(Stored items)
....

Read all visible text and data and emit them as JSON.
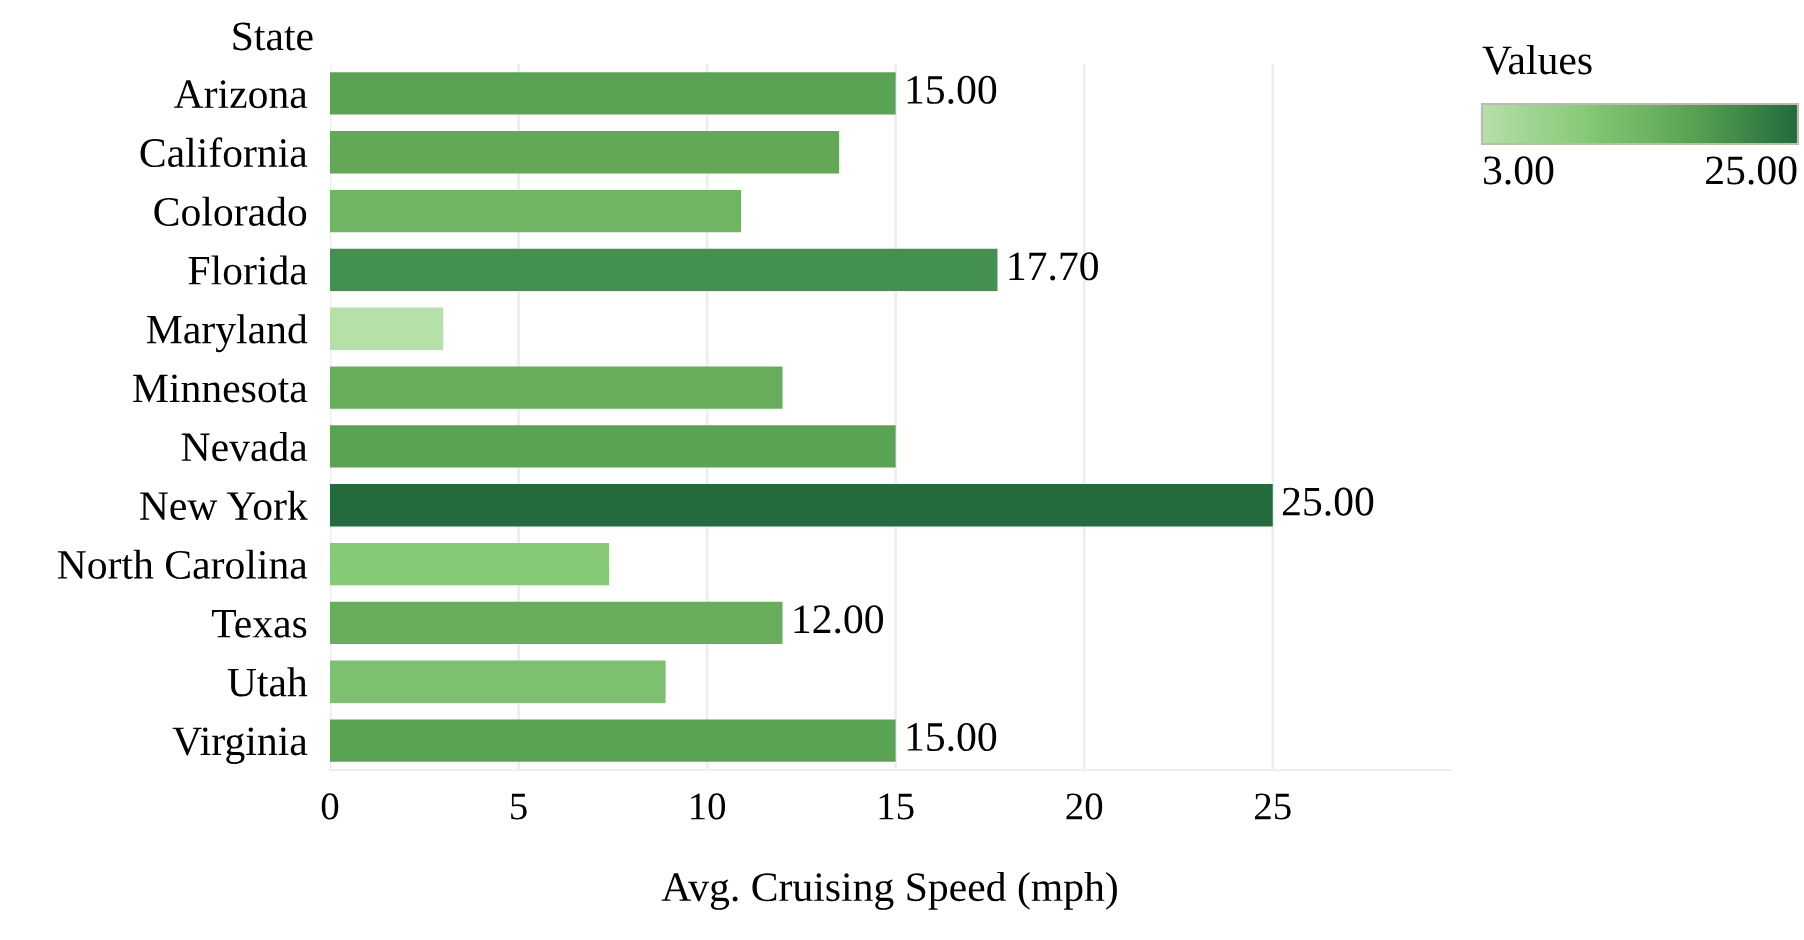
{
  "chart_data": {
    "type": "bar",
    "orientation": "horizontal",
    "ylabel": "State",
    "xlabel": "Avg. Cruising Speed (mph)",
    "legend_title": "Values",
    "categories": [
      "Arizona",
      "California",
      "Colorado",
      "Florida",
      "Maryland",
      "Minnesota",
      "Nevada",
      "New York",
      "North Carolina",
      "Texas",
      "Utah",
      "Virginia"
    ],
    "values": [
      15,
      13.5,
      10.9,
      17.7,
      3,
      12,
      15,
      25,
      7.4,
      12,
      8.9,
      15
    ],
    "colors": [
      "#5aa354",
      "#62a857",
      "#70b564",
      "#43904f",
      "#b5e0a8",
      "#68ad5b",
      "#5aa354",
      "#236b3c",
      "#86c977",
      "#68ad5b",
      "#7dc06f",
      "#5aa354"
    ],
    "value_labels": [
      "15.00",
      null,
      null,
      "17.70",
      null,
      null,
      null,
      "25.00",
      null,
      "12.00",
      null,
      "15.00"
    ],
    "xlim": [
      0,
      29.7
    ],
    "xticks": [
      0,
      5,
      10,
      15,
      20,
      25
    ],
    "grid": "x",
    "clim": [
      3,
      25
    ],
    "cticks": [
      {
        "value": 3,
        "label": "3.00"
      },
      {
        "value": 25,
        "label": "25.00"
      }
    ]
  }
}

....

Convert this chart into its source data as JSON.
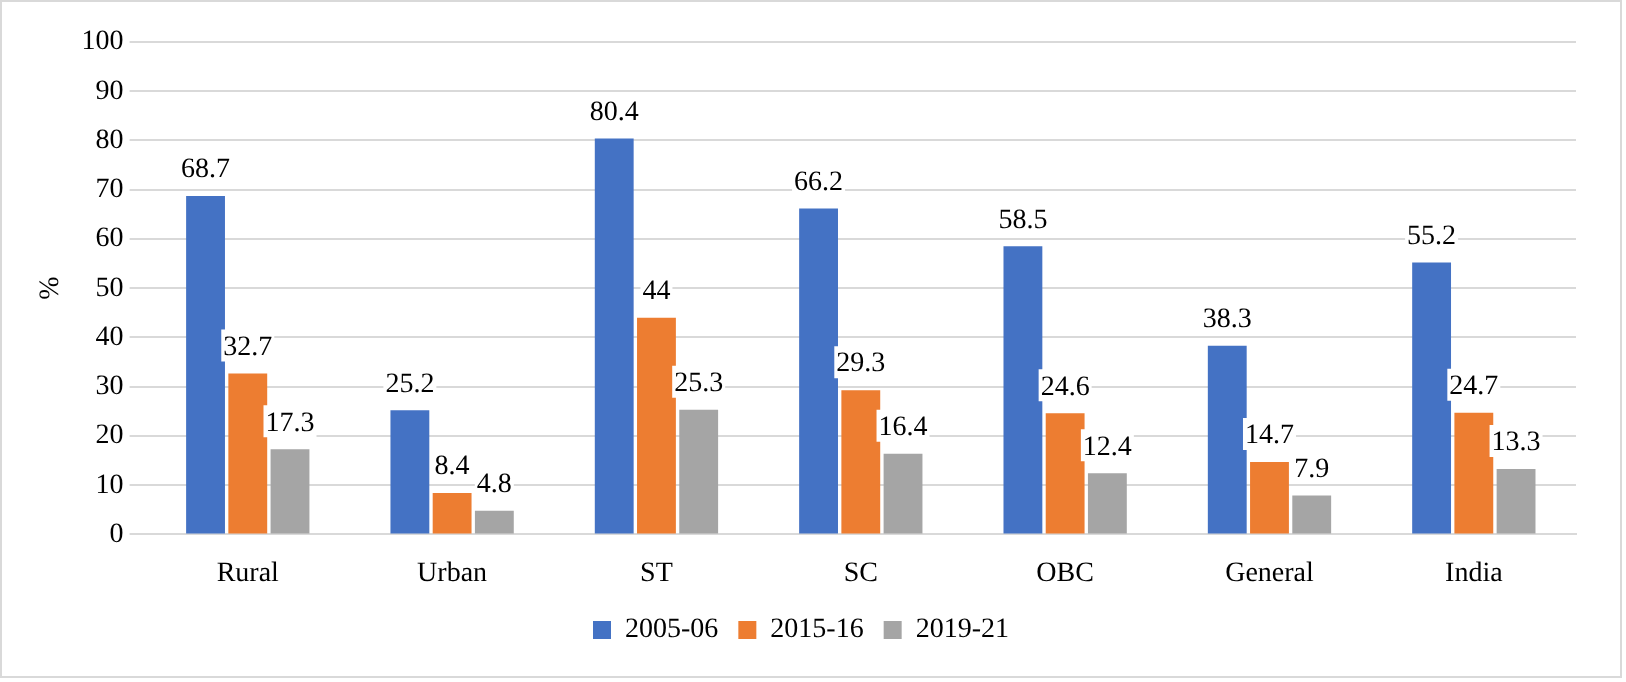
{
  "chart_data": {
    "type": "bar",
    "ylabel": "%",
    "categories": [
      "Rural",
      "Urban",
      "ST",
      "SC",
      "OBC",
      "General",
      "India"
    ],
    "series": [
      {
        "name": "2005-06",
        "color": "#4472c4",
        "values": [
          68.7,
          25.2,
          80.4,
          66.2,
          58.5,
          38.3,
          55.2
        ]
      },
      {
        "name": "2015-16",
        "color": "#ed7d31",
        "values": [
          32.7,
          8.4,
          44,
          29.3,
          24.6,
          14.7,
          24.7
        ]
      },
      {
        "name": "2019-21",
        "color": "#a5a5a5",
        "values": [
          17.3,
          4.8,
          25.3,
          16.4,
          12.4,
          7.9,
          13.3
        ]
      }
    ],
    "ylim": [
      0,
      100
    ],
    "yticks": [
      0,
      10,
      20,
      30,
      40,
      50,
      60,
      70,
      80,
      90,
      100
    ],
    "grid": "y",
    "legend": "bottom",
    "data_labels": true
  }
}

....

◆ INSTRUCTIONS TO FOLLOW
How many of the lines above hold the word "JSON"? Give only that number.

◆ OUTPUT
2